## Work request:
Search the data for the string "klädda" and gather each line it is in.

Stored entries

*** Block opens ***

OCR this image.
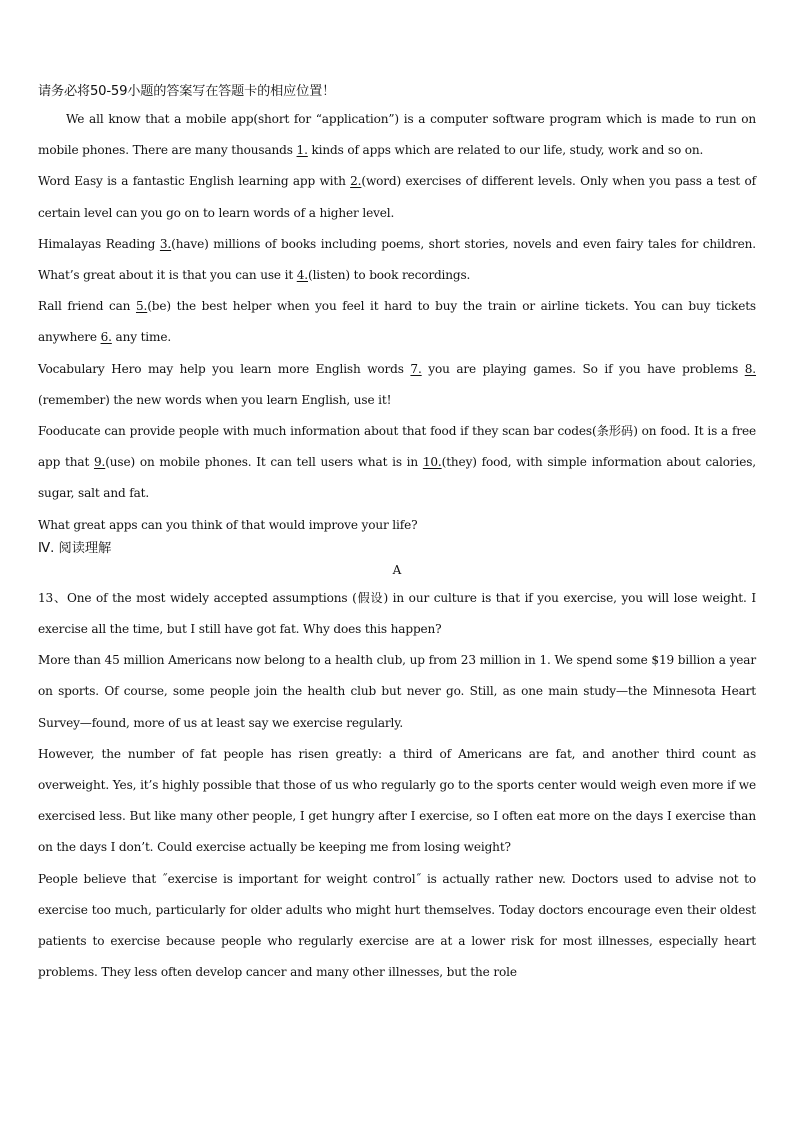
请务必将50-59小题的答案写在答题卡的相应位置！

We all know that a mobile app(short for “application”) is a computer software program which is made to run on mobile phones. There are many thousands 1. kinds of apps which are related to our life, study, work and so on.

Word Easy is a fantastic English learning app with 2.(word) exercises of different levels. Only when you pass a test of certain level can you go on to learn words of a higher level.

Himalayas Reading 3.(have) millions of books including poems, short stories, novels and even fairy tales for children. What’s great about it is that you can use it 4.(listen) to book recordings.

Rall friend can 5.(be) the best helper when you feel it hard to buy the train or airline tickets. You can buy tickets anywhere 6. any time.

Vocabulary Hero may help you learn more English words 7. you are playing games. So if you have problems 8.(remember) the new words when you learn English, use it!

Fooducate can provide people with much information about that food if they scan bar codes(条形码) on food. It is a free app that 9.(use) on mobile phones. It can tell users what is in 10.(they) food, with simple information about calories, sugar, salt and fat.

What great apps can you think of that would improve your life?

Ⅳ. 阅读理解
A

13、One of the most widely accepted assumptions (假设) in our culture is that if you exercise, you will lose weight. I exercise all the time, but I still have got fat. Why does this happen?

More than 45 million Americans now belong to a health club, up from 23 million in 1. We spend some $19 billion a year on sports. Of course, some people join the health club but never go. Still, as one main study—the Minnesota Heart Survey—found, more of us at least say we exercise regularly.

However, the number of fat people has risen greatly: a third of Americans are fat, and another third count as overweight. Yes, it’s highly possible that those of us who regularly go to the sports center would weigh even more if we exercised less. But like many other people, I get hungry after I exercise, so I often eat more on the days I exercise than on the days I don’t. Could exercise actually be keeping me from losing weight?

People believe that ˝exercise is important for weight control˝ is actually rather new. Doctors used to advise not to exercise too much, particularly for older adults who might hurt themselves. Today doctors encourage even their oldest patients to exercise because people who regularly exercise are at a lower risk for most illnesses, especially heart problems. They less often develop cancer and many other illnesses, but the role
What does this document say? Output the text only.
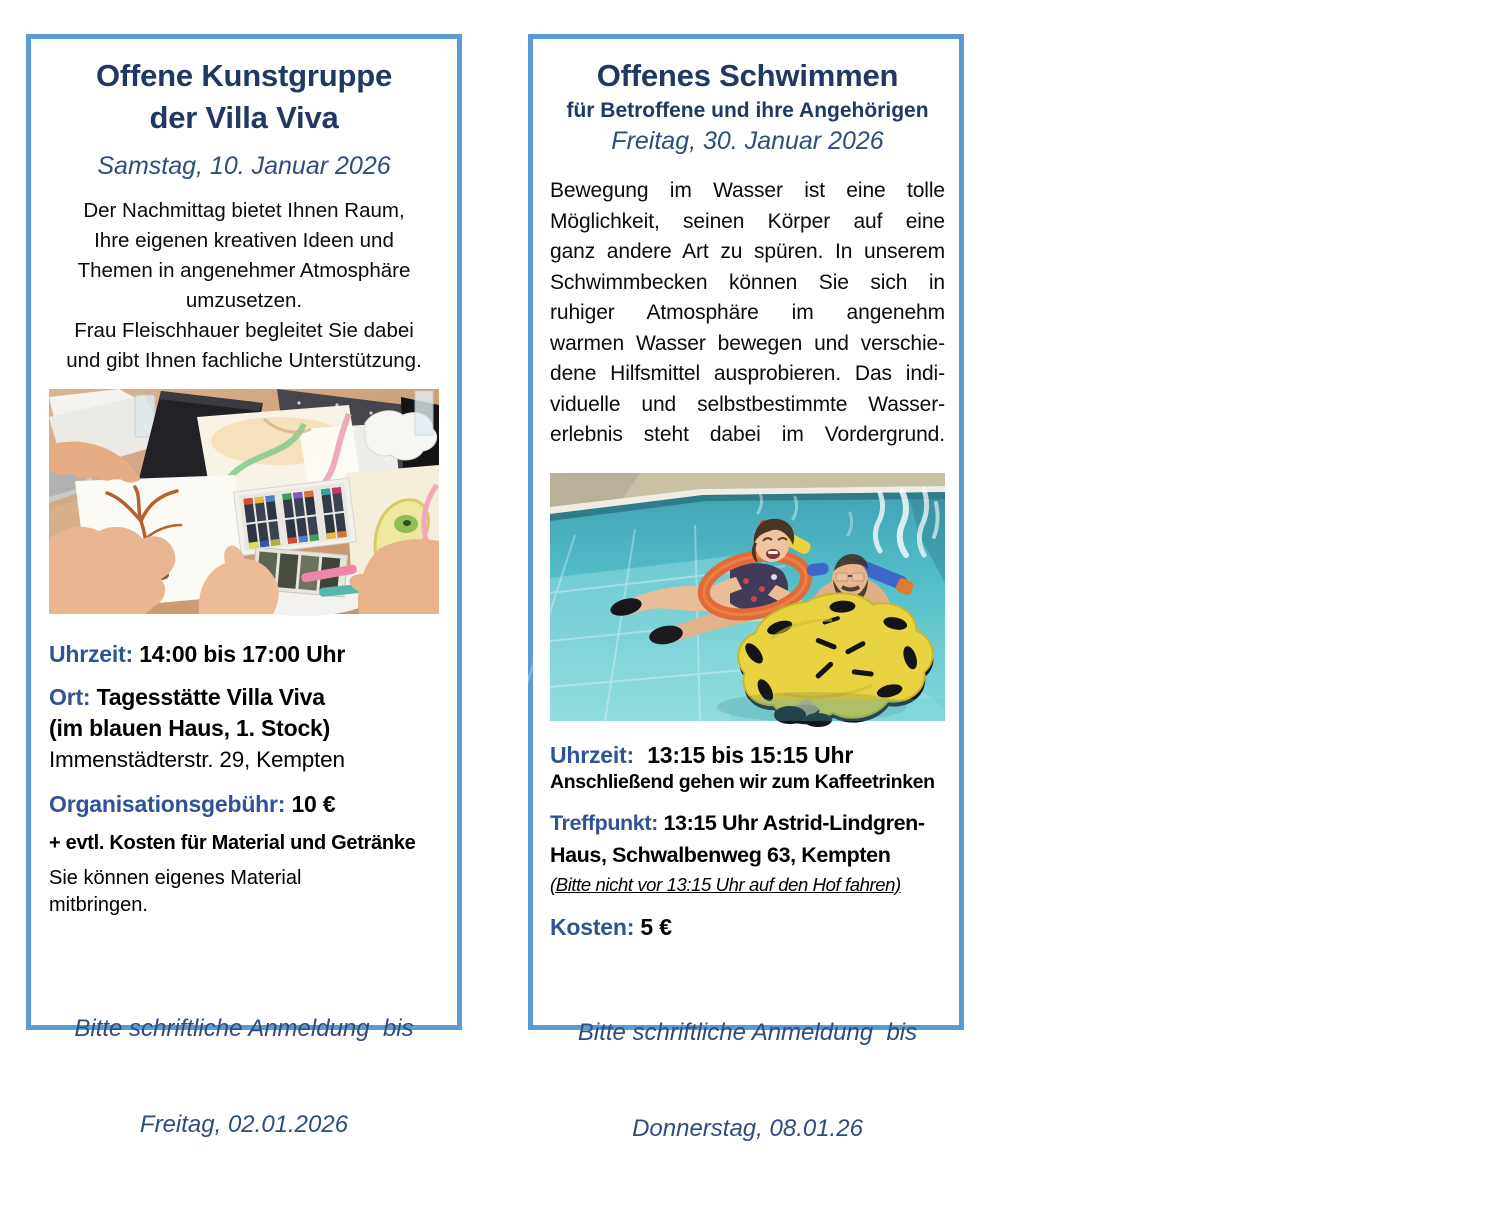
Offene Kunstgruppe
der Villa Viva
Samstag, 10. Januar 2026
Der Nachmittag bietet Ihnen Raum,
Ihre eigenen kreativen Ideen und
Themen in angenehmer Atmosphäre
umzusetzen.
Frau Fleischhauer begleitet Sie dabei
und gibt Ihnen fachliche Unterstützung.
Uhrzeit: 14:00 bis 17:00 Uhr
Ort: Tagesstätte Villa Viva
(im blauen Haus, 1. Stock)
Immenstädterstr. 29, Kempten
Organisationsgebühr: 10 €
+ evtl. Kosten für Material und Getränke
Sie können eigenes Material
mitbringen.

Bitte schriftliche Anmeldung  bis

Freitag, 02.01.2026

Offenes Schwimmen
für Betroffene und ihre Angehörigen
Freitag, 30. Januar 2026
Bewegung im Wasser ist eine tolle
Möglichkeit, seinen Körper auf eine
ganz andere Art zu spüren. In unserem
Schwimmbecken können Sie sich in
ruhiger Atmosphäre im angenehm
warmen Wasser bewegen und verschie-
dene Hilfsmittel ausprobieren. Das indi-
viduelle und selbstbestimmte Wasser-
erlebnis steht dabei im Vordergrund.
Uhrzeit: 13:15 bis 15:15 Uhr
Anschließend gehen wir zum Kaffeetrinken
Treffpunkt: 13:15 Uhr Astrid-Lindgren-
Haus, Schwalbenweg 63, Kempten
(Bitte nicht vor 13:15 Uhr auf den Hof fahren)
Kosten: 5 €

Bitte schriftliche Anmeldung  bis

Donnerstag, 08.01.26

*** Block closes ***
*** Block opens ***

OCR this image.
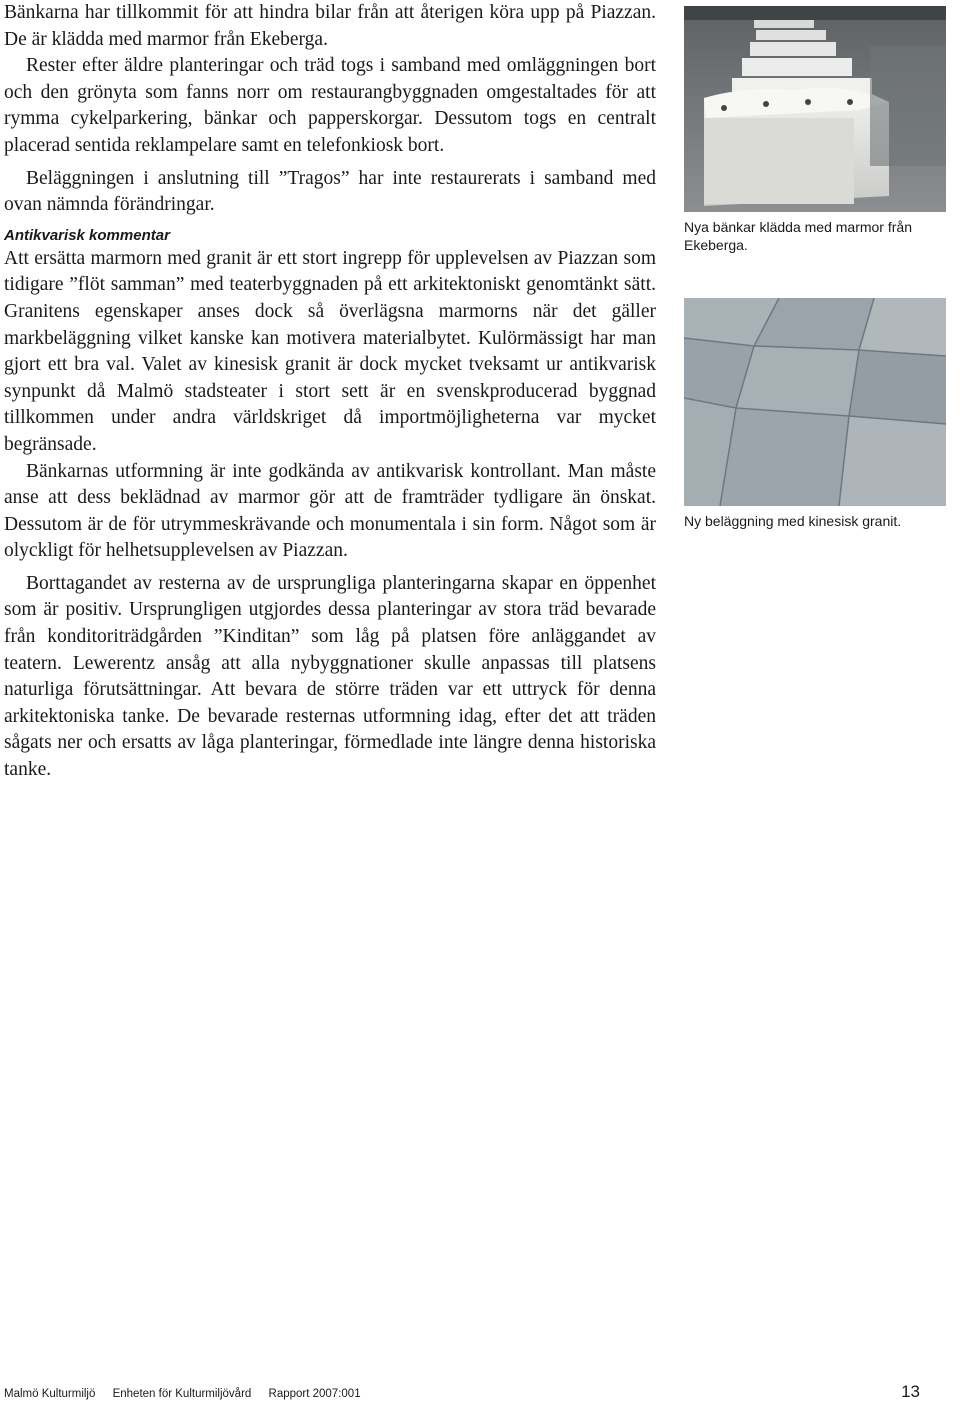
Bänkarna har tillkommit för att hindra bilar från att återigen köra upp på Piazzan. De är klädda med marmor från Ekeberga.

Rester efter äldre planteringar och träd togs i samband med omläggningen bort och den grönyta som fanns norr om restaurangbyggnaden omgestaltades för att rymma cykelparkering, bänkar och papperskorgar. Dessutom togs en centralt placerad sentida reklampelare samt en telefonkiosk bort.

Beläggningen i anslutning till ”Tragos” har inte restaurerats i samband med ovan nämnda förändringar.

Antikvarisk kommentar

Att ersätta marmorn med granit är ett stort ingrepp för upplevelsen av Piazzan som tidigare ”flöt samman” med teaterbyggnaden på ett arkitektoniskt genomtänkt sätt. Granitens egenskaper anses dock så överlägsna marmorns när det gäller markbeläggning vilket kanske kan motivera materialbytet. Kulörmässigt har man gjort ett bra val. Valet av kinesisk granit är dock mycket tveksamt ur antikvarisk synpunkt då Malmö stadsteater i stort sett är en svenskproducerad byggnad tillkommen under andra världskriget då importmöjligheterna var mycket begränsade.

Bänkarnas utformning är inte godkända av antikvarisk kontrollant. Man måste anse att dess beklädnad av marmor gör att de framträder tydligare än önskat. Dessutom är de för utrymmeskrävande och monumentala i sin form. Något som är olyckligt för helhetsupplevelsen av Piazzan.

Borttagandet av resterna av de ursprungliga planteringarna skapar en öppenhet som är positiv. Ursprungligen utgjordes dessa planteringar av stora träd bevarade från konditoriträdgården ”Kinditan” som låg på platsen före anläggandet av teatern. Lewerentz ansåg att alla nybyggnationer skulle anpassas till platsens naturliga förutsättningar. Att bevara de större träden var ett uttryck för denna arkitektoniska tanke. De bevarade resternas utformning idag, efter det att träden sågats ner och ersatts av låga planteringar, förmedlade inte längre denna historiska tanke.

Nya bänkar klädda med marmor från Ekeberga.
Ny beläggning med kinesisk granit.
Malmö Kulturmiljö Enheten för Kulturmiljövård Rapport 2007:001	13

*** Block closes ***

## Exercise result:
Bänkarna har tillkommit för att hindra bilar från att återigen köra upp på Piazzan. De är klädda med marmor från Ekeberga.
Nya bänkar klädda med marmor från Ekeberga.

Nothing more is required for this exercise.